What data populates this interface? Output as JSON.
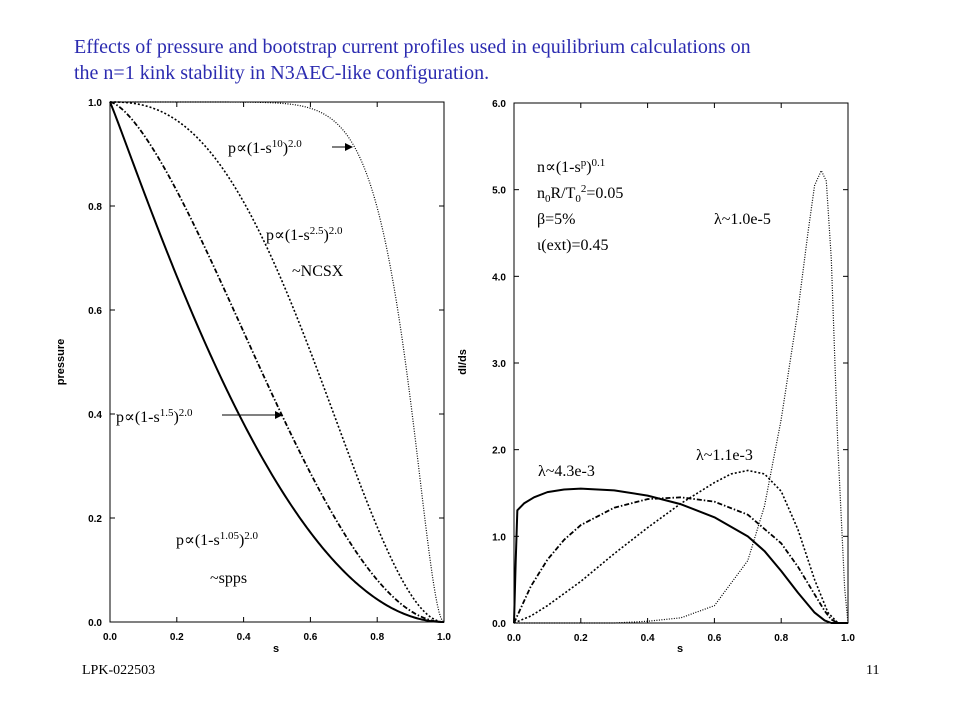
{
  "title": {
    "line1": "Effects of pressure and bootstrap current profiles used in equilibrium calculations on",
    "line2": "the n=1 kink stability in N3AEC-like configuration."
  },
  "footer": {
    "left": "LPK-022503",
    "right": "11"
  },
  "chart_data": [
    {
      "type": "line",
      "xlabel": "s",
      "ylabel": "pressure",
      "xlim": [
        0,
        1
      ],
      "ylim": [
        0,
        1
      ],
      "xticks": [
        "0.0",
        "0.2",
        "0.4",
        "0.6",
        "0.8",
        "1.0"
      ],
      "yticks": [
        "0.0",
        "0.2",
        "0.4",
        "0.6",
        "0.8",
        "1.0"
      ],
      "series": [
        {
          "name": "p∝(1-s^1.05)^2.0",
          "exponent": 1.05,
          "style": "solid"
        },
        {
          "name": "p∝(1-s^1.5)^2.0",
          "exponent": 1.5,
          "style": "dashdot"
        },
        {
          "name": "p∝(1-s^2.5)^2.0",
          "exponent": 2.5,
          "style": "dotted"
        },
        {
          "name": "p∝(1-s^10)^2.0",
          "exponent": 10,
          "style": "finedotted"
        }
      ],
      "annotations": {
        "p10": {
          "base": "p∝(1-s",
          "sup1": "10",
          "close": ")",
          "sup2": "2.0"
        },
        "p25": {
          "base": "p∝(1-s",
          "sup1": "2.5",
          "close": ")",
          "sup2": "2.0"
        },
        "ncsx": "~NCSX",
        "p15": {
          "base": "p∝(1-s",
          "sup1": "1.5",
          "close": ")",
          "sup2": "2.0"
        },
        "p105": {
          "base": "p∝(1-s",
          "sup1": "1.05",
          "close": ")",
          "sup2": "2.0"
        },
        "spps": "~spps"
      }
    },
    {
      "type": "line",
      "xlabel": "s",
      "ylabel": "dI/ds",
      "xlim": [
        0,
        1
      ],
      "ylim": [
        0,
        6
      ],
      "xticks": [
        "0.0",
        "0.2",
        "0.4",
        "0.6",
        "0.8",
        "1.0"
      ],
      "yticks": [
        "0.0",
        "1.0",
        "2.0",
        "3.0",
        "4.0",
        "5.0",
        "6.0"
      ],
      "series": [
        {
          "name": "λ~4.3e-3",
          "style": "solid",
          "points": [
            [
              0,
              0
            ],
            [
              0.005,
              0.7
            ],
            [
              0.01,
              1.3
            ],
            [
              0.03,
              1.38
            ],
            [
              0.06,
              1.45
            ],
            [
              0.1,
              1.51
            ],
            [
              0.15,
              1.54
            ],
            [
              0.2,
              1.55
            ],
            [
              0.3,
              1.53
            ],
            [
              0.4,
              1.47
            ],
            [
              0.5,
              1.37
            ],
            [
              0.6,
              1.22
            ],
            [
              0.7,
              1.0
            ],
            [
              0.75,
              0.83
            ],
            [
              0.8,
              0.6
            ],
            [
              0.85,
              0.35
            ],
            [
              0.9,
              0.12
            ],
            [
              0.93,
              0.03
            ],
            [
              0.95,
              0.0
            ],
            [
              1.0,
              0.0
            ]
          ]
        },
        {
          "name": "",
          "style": "dashdot",
          "points": [
            [
              0,
              0
            ],
            [
              0.05,
              0.42
            ],
            [
              0.1,
              0.73
            ],
            [
              0.15,
              0.96
            ],
            [
              0.2,
              1.13
            ],
            [
              0.3,
              1.33
            ],
            [
              0.4,
              1.43
            ],
            [
              0.5,
              1.45
            ],
            [
              0.6,
              1.4
            ],
            [
              0.7,
              1.25
            ],
            [
              0.8,
              0.92
            ],
            [
              0.85,
              0.65
            ],
            [
              0.9,
              0.33
            ],
            [
              0.93,
              0.14
            ],
            [
              0.95,
              0.04
            ],
            [
              0.97,
              0.0
            ],
            [
              1.0,
              0.0
            ]
          ]
        },
        {
          "name": "λ~1.1e-3",
          "style": "dotted",
          "points": [
            [
              0,
              0
            ],
            [
              0.05,
              0.08
            ],
            [
              0.1,
              0.2
            ],
            [
              0.2,
              0.48
            ],
            [
              0.3,
              0.8
            ],
            [
              0.4,
              1.1
            ],
            [
              0.5,
              1.38
            ],
            [
              0.6,
              1.62
            ],
            [
              0.65,
              1.72
            ],
            [
              0.7,
              1.76
            ],
            [
              0.75,
              1.72
            ],
            [
              0.8,
              1.52
            ],
            [
              0.85,
              1.08
            ],
            [
              0.9,
              0.5
            ],
            [
              0.94,
              0.12
            ],
            [
              0.97,
              0.0
            ],
            [
              1.0,
              0.0
            ]
          ]
        },
        {
          "name": "λ~1.0e-5",
          "style": "finedotted",
          "points": [
            [
              0,
              0
            ],
            [
              0.3,
              0.0
            ],
            [
              0.4,
              0.02
            ],
            [
              0.5,
              0.06
            ],
            [
              0.6,
              0.2
            ],
            [
              0.7,
              0.72
            ],
            [
              0.75,
              1.35
            ],
            [
              0.8,
              2.35
            ],
            [
              0.85,
              3.6
            ],
            [
              0.88,
              4.5
            ],
            [
              0.9,
              5.05
            ],
            [
              0.92,
              5.22
            ],
            [
              0.935,
              5.1
            ],
            [
              0.95,
              4.2
            ],
            [
              0.97,
              2.0
            ],
            [
              0.99,
              0.4
            ],
            [
              1.0,
              0.0
            ]
          ]
        }
      ],
      "annotations": {
        "n": {
          "base": "n∝(1-s",
          "sup1": "p",
          "close": ")",
          "sup2": "0.1"
        },
        "n0": {
          "base": "n",
          "sub1": "0",
          "mid": "R/T",
          "sub2": "0",
          "sup": "2",
          "rest": "=0.05"
        },
        "beta": "β=5%",
        "iota": "ι(ext)=0.45",
        "lam5": "λ~1.0e-5",
        "lam3b": "λ~1.1e-3",
        "lam3a": "λ~4.3e-3"
      }
    }
  ]
}
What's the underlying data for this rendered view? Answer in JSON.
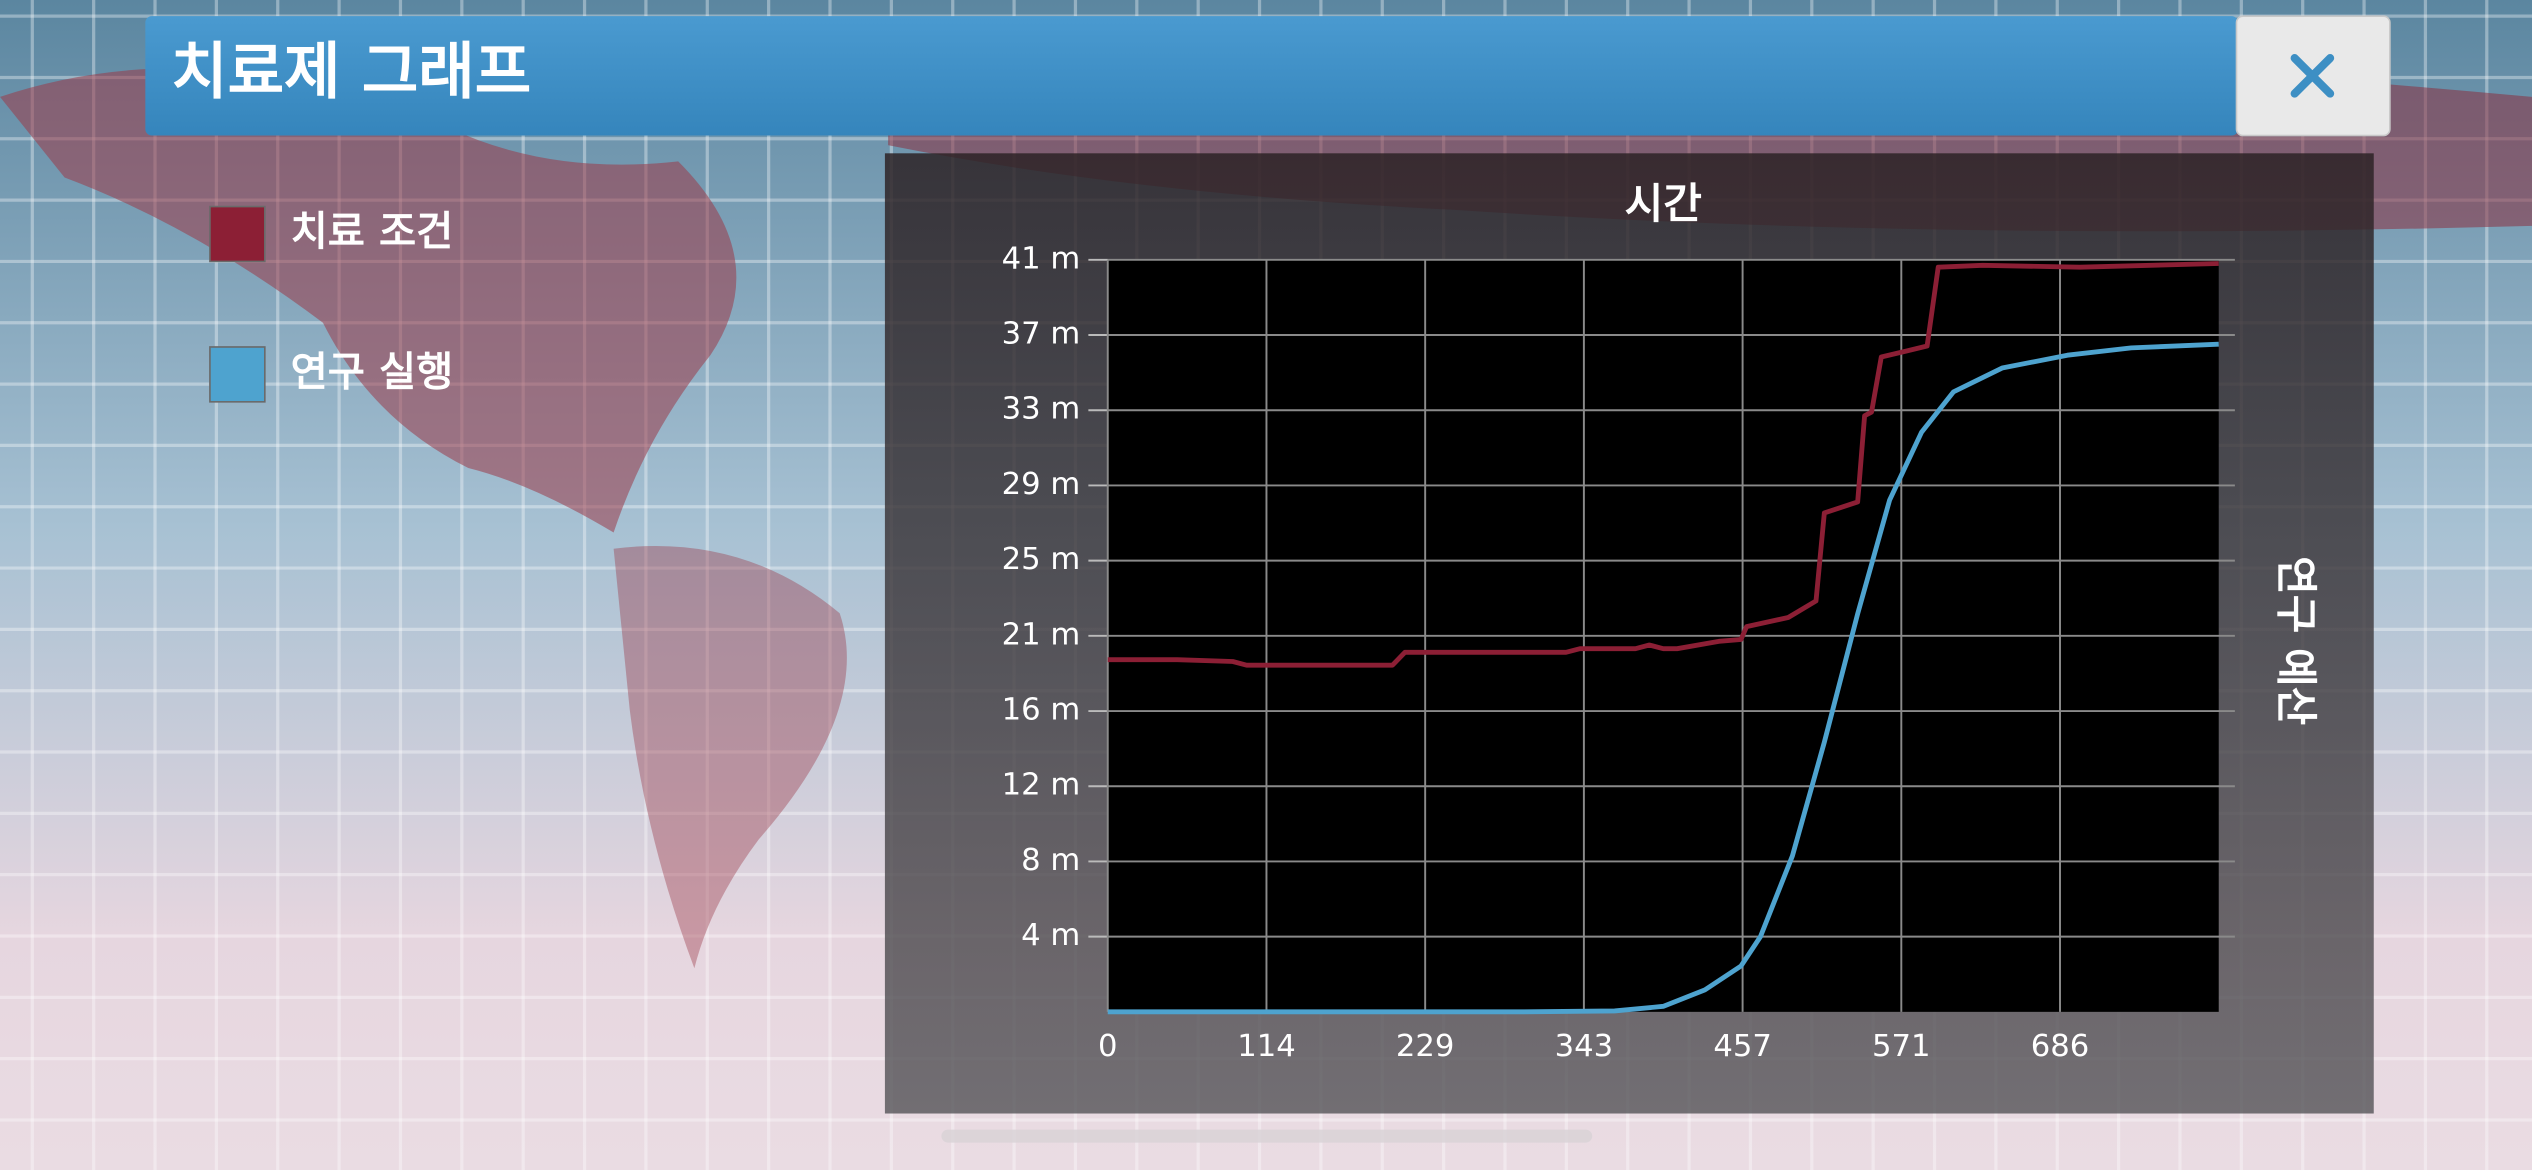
{
  "header": {
    "title": "치료제 그래프"
  },
  "chart_data": {
    "type": "line",
    "x_label": "시간",
    "y_label": "연구 예산",
    "xlim": [
      0,
      800
    ],
    "xticks": [
      0,
      {
        "value": 114.29,
        "label": "114"
      },
      {
        "value": 228.57,
        "label": "229"
      },
      {
        "value": 342.86,
        "label": "343"
      },
      {
        "value": 457.14,
        "label": "457"
      },
      {
        "value": 571.43,
        "label": "571"
      },
      {
        "value": 685.71,
        "label": "686"
      }
    ],
    "ylim": [
      0,
      41
    ],
    "yticks": [
      {
        "value": 4.1,
        "label": "4 m"
      },
      {
        "value": 8.2,
        "label": "8 m"
      },
      {
        "value": 12.3,
        "label": "12 m"
      },
      {
        "value": 16.4,
        "label": "16 m"
      },
      {
        "value": 20.5,
        "label": "21 m"
      },
      {
        "value": 24.6,
        "label": "25 m"
      },
      {
        "value": 28.7,
        "label": "29 m"
      },
      {
        "value": 32.8,
        "label": "33 m"
      },
      {
        "value": 36.9,
        "label": "37 m"
      },
      {
        "value": {
          "v": 41
        },
        "label": "41 m"
      }
    ],
    "grid": true,
    "series": [
      {
        "name": "치료 조건",
        "color": "#8c1f35",
        "x": [
          0,
          50,
          90,
          100,
          205,
          214,
          330,
          340,
          380,
          390,
          400,
          410,
          440,
          456,
          460,
          490,
          510,
          516,
          540,
          545,
          550,
          557,
          590,
          598,
          630,
          700,
          800
        ],
        "values": [
          19.2,
          19.2,
          19.1,
          18.9,
          18.9,
          19.6,
          19.6,
          19.8,
          19.8,
          20.0,
          19.8,
          19.8,
          20.2,
          20.3,
          21.0,
          21.5,
          22.4,
          27.2,
          27.8,
          32.5,
          32.7,
          35.7,
          36.3,
          40.6,
          40.7,
          40.6,
          40.8
        ]
      },
      {
        "name": "연구 실행",
        "color": "#4ea3cf",
        "x": [
          0,
          300,
          365,
          400,
          430,
          456,
          470,
          493,
          516,
          540,
          563,
          586,
          609,
          644,
          691,
          737,
          800
        ],
        "values": [
          0,
          0,
          0.05,
          0.3,
          1.2,
          2.5,
          4.1,
          8.5,
          14.7,
          21.7,
          27.9,
          31.6,
          33.8,
          35.1,
          35.8,
          36.2,
          36.4
        ]
      }
    ]
  }
}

*-*-*

Required work ▸
Where a line holds "JSON", copy it out.

Completed exercise ▸
What data populates this interface? Output as JSON.
What's the underlying data for this rendered view? Answer in JSON.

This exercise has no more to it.